Exercise:
Reproduce this listing in full.
** Start of Information shown **
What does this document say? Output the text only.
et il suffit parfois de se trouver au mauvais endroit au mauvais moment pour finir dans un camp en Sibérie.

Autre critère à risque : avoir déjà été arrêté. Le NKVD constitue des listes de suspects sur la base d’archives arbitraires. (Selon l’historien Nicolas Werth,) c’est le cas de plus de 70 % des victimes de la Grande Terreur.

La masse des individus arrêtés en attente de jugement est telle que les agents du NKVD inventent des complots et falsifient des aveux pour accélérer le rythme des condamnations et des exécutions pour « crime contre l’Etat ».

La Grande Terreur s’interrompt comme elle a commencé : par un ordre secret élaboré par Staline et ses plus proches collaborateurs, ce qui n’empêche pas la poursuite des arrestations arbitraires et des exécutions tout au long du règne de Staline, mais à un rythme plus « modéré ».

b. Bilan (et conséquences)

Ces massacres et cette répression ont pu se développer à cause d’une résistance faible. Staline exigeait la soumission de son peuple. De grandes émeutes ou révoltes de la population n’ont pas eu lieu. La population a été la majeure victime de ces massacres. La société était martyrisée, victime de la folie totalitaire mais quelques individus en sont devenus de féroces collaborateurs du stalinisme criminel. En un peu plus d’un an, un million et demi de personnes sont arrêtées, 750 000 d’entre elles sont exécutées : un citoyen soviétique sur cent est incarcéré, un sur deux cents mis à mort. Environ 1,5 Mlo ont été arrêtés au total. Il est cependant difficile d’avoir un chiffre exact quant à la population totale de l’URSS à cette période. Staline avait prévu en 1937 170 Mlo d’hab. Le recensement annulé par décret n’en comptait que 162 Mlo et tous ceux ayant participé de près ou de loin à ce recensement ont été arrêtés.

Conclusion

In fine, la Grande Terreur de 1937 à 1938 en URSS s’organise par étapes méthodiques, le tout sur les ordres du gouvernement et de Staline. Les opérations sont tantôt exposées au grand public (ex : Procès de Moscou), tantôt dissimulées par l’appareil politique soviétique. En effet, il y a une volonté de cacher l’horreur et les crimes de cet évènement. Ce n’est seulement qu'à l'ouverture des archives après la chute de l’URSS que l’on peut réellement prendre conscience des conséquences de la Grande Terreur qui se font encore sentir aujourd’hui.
** End of Information shown **
Answer for the task:
What does this document say? Output the text only.
et il suffit parfois de se trouver au mauvais endroit au mauvais moment pour finir dans un camp en Sibérie.

Autre critère à risque : avoir déjà été arrêté. Le NKVD constitue des listes de suspects sur la base d’archives arbitraires. (Selon l’historien Nicolas Werth,) c’est le cas de plus de 70 % des victimes de la Grande Terreur.

La masse des individus arrêtés en attente de jugement est telle que les agents du NKVD inventent des complots et falsifient des aveux pour accélérer le rythme des condamnations et des exécutions pour « crime contre l’Etat ».

La Grande Terreur s’interrompt comme elle a commencé : par un ordre secret élaboré par Staline et ses plus proches collaborateurs, ce qui n’empêche pas la poursuite des arrestations arbitraires et des exécutions tout au long du règne de Staline, mais à un rythme plus « modéré ».

b. Bilan (et conséquences)

Ces massacres et cette répression ont pu se développer à cause d’une résistance faible. Staline exigeait la soumission de son peuple. De grandes émeutes ou révoltes de la population n’ont pas eu lieu. La population a été la majeure victime de ces massacres. La société était martyrisée, victime de la folie totalitaire mais quelques individus en sont devenus de féroces collaborateurs du stalinisme criminel. En un peu plus d’un an, un million et demi de personnes sont arrêtées, 750 000 d’entre elles sont exécutées : un citoyen soviétique sur cent est incarcéré, un sur deux cents mis à mort. Environ 1,5 Mlo ont été arrêtés au total. Il est cependant difficile d’avoir un chiffre exact quant à la population totale de l’URSS à cette période. Staline avait prévu en 1937 170 Mlo d’hab. Le recensement annulé par décret n’en comptait que 162 Mlo et tous ceux ayant participé de près ou de loin à ce recensement ont été arrêtés.

Conclusion

In fine, la Grande Terreur de 1937 à 1938 en URSS s’organise par étapes méthodiques, le tout sur les ordres du gouvernement et de Staline. Les opérations sont tantôt exposées au grand public (ex : Procès de Moscou), tantôt dissimulées par l’appareil politique soviétique. En effet, il y a une volonté de cacher l’horreur et les crimes de cet évènement. Ce n’est seulement qu'à l'ouverture des archives après la chute de l’URSS que l’on peut réellement prendre conscience des conséquences de la Grande Terreur qui se font encore sentir aujourd’hui.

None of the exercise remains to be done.